Scan the listing below. Report each line that includes "sots".

(Stored records)
================================

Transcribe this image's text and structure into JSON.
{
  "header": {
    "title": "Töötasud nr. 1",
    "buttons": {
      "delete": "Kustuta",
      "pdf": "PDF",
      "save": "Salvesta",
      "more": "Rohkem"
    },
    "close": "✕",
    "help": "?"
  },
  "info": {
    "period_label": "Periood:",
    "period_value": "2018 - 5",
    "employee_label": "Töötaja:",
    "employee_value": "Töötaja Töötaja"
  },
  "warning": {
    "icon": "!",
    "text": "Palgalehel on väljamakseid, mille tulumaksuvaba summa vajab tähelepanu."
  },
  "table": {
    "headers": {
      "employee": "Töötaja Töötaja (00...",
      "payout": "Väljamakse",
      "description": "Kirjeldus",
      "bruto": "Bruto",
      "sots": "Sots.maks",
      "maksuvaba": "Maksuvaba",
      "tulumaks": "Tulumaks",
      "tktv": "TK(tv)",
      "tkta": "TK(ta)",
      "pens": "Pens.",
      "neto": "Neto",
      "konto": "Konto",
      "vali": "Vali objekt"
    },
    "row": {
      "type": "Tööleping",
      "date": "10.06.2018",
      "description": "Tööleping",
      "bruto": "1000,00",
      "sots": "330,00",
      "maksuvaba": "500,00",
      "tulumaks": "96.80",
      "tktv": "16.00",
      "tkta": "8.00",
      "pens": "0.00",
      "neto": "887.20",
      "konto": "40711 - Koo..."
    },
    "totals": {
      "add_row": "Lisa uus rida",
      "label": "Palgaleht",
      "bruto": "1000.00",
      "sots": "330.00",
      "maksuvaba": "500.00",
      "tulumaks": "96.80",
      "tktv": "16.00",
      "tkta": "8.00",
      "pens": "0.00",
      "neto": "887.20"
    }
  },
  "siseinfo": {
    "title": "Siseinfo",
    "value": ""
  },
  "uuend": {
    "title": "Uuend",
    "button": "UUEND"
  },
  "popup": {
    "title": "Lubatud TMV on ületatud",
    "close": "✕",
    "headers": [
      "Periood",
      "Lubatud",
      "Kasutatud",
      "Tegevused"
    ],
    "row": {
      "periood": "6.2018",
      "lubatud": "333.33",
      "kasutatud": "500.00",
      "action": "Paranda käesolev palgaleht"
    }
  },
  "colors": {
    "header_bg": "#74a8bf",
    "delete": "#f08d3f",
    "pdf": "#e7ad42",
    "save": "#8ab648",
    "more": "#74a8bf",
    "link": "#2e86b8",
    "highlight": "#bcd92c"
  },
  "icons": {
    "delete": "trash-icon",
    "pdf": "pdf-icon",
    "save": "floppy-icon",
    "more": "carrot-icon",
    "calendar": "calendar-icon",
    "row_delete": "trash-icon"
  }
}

================================

ANSWER TO THE EXERCISE.
      "sots": "Sots.maks",
      "sots": "330,00",
      "sots": "330.00",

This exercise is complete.